- _Exercise description_: Copy out everything from the start of the records down to and including the line that contains "consequence-text-line: Když k".

- _Provided records_:
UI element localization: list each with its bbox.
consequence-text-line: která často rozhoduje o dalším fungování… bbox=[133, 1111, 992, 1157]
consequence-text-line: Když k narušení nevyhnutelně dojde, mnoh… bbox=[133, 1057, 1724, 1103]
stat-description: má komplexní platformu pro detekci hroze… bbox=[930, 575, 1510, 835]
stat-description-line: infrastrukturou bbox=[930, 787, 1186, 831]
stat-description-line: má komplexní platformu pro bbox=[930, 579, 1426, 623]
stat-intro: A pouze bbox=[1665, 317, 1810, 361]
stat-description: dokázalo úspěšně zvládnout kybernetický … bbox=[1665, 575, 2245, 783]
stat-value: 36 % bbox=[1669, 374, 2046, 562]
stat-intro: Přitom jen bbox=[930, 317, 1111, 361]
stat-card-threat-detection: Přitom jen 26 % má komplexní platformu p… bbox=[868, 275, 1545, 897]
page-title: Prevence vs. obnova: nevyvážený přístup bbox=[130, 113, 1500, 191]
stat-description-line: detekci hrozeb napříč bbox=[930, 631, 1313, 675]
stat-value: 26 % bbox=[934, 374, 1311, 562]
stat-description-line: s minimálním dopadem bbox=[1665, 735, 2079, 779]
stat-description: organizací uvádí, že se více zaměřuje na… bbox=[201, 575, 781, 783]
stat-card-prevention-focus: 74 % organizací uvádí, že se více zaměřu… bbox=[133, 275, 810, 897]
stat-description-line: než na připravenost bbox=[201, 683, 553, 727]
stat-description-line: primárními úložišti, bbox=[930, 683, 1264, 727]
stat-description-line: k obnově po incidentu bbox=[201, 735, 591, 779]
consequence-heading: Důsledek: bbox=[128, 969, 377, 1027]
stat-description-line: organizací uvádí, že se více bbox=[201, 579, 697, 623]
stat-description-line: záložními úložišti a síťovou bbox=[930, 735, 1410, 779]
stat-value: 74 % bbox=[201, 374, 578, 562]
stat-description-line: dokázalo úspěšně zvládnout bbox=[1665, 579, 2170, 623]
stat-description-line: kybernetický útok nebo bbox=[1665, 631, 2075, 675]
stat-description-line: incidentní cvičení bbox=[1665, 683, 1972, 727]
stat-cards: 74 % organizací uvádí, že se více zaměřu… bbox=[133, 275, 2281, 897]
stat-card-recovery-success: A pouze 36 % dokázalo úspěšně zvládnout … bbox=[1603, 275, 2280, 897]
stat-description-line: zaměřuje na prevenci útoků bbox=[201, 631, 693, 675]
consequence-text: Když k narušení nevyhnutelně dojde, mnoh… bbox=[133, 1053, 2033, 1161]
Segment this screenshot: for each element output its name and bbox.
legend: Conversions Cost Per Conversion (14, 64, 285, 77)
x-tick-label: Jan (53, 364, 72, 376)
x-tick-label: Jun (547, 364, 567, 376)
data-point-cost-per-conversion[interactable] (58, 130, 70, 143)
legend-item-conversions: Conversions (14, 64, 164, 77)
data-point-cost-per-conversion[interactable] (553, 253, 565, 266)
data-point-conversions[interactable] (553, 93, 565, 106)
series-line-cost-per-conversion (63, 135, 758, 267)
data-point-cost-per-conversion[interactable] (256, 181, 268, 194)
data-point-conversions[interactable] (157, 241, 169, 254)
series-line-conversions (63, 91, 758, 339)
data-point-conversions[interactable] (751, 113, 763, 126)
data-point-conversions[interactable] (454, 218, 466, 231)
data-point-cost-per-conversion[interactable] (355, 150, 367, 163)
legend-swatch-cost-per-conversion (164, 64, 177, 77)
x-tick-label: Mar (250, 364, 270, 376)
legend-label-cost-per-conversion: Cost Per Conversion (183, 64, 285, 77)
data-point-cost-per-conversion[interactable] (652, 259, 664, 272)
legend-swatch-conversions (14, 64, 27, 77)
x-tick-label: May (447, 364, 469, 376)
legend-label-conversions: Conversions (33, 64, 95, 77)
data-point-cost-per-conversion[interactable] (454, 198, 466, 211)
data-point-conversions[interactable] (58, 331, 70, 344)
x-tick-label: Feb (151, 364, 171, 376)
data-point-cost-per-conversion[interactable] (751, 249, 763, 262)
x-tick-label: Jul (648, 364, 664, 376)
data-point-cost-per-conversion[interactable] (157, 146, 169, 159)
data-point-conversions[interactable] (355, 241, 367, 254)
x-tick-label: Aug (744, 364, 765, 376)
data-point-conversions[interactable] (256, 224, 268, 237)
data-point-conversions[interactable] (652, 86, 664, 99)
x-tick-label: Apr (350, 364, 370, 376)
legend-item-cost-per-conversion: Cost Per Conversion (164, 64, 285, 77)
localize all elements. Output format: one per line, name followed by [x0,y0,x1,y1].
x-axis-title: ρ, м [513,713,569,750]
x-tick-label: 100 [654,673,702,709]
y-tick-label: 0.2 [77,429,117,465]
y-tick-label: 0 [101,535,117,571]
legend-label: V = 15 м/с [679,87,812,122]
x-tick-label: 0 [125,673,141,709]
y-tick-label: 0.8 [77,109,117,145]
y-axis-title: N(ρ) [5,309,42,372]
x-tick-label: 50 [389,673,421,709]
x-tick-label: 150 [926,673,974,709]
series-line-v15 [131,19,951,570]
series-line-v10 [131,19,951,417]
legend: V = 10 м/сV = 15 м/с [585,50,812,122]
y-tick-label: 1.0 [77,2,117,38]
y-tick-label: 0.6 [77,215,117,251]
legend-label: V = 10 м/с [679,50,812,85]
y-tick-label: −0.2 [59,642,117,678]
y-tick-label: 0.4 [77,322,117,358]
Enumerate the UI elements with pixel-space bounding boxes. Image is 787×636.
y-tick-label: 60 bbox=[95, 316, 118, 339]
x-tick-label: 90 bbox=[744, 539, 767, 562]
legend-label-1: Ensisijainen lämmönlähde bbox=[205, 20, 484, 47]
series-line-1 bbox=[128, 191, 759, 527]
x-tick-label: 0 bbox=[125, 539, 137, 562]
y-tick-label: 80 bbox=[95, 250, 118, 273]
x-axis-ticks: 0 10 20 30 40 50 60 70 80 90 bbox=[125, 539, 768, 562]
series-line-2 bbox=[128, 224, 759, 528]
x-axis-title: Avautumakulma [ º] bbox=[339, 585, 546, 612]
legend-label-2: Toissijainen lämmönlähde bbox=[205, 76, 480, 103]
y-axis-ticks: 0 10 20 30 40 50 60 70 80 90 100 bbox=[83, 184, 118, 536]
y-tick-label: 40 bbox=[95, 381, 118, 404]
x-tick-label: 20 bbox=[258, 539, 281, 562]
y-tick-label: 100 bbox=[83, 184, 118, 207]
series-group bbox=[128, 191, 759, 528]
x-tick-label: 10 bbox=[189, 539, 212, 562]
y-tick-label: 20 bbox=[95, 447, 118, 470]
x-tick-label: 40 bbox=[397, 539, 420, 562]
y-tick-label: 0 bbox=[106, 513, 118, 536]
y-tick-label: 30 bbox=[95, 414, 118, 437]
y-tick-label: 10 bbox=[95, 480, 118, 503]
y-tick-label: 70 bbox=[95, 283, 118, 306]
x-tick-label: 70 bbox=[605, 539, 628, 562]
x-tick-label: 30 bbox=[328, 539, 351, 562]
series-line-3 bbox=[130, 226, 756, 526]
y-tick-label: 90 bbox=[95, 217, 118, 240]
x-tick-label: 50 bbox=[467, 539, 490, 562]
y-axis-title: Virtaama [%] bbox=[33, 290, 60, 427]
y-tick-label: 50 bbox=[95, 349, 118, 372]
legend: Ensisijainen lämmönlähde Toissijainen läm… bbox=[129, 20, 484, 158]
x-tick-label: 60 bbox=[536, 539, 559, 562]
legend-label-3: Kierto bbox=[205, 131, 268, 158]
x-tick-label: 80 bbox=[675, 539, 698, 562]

- _Response_:
UI element localization: list each with its bbox.
consequence-text-line: která často rozhoduje o dalším fungování… bbox=[133, 1111, 992, 1157]
consequence-text-line: Když k narušení nevyhnutelně dojde, mnoh… bbox=[133, 1057, 1724, 1103]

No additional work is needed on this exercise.